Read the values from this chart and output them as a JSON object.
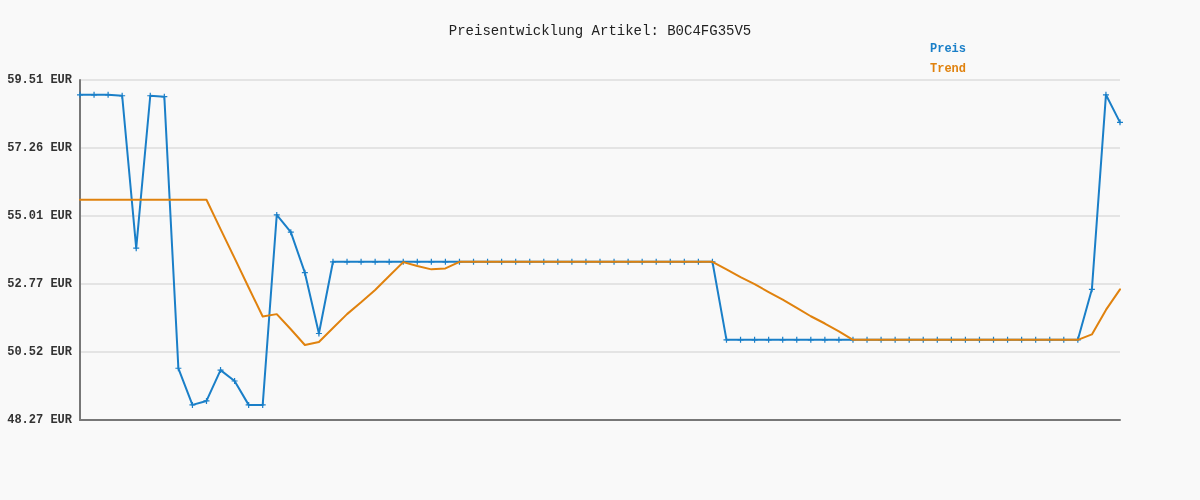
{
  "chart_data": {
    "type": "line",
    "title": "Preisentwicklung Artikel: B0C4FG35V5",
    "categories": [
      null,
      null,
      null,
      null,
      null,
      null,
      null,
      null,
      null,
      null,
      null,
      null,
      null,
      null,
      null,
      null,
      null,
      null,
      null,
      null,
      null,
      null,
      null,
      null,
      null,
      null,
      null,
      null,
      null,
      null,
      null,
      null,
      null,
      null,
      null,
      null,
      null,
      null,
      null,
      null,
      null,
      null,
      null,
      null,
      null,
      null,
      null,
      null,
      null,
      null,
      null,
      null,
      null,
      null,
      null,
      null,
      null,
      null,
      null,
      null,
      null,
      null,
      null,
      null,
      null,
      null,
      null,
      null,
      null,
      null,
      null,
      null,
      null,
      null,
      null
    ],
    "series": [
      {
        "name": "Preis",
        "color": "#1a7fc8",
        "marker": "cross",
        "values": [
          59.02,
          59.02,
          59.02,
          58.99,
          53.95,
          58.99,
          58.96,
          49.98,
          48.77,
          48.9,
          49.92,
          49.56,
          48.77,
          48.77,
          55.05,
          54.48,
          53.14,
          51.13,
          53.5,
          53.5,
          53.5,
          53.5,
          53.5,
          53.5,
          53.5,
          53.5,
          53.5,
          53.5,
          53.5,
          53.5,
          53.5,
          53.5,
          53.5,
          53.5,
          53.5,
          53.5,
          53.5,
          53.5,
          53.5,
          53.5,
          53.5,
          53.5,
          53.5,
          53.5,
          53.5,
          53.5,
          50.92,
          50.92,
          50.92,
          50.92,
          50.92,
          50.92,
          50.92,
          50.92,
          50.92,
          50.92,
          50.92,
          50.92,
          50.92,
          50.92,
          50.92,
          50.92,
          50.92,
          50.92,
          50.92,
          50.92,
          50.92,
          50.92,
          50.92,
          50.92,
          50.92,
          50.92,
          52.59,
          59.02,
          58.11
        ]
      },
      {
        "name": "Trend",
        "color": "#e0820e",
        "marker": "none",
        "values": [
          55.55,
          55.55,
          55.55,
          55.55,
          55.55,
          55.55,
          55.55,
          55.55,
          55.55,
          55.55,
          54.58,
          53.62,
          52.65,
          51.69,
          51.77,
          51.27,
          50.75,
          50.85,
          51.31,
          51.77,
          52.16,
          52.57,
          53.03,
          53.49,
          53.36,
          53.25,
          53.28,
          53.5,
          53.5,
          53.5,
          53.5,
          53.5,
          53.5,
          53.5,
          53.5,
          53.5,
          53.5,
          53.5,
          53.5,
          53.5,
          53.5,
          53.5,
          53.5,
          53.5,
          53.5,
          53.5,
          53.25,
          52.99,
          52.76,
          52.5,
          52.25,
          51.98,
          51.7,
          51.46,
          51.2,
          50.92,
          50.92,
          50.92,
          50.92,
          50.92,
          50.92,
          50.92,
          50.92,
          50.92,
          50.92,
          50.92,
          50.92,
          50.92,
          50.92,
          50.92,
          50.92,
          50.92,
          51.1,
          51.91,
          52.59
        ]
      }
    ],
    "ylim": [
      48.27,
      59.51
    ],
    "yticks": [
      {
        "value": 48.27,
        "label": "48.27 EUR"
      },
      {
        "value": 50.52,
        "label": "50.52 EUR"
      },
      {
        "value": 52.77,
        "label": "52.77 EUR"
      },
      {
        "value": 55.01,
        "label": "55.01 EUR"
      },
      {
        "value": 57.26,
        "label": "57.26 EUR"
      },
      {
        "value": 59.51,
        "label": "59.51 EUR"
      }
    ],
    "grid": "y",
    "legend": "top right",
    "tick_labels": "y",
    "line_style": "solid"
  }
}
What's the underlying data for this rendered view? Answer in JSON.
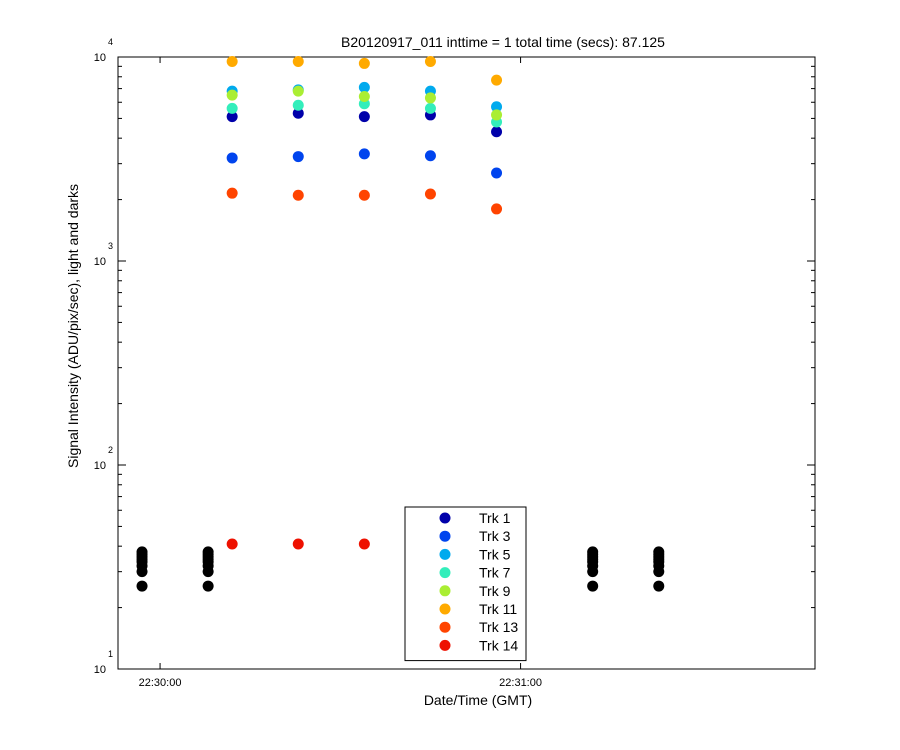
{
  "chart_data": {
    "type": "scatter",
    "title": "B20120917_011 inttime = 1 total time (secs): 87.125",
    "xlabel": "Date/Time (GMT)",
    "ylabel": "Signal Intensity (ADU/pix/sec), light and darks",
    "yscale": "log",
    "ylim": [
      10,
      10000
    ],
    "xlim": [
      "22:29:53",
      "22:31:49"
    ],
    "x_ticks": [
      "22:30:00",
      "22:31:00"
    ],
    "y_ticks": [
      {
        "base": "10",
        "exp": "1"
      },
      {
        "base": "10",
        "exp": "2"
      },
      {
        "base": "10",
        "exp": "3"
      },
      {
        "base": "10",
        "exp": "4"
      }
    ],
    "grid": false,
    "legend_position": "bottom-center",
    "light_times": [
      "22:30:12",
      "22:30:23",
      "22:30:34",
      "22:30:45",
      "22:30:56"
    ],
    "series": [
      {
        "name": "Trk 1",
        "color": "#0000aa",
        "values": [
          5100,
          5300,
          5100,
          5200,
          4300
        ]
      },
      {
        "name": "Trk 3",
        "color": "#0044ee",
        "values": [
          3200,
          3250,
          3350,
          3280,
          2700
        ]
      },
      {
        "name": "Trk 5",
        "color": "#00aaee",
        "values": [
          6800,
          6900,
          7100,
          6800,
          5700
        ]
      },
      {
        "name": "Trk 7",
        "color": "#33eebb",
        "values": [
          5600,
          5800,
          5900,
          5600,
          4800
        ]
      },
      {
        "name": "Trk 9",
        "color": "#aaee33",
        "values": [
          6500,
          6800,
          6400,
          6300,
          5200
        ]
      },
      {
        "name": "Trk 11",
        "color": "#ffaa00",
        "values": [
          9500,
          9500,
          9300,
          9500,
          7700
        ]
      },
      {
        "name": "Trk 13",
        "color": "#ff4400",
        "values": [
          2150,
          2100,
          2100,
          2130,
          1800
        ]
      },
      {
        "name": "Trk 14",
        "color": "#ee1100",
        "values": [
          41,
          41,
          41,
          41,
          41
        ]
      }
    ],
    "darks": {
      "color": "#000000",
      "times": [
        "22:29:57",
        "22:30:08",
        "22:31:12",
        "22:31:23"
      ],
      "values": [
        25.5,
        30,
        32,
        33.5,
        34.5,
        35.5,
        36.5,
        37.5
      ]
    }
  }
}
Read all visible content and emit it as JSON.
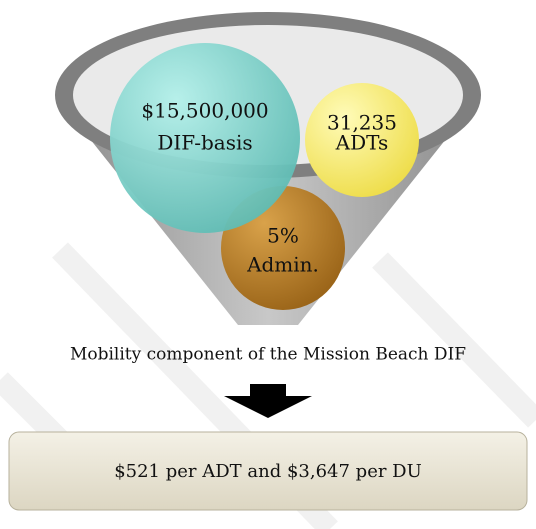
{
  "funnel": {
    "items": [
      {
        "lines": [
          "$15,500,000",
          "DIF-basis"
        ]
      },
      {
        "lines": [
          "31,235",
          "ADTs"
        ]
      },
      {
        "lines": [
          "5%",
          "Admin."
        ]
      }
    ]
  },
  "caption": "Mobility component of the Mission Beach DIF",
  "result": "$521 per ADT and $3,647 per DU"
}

__________________________________________________

- **PROBLEM REQUIREMENTS**
Tally up the lines in the records containing the word "color", then give the count and nothing else.

- **FULL ANSWER**
11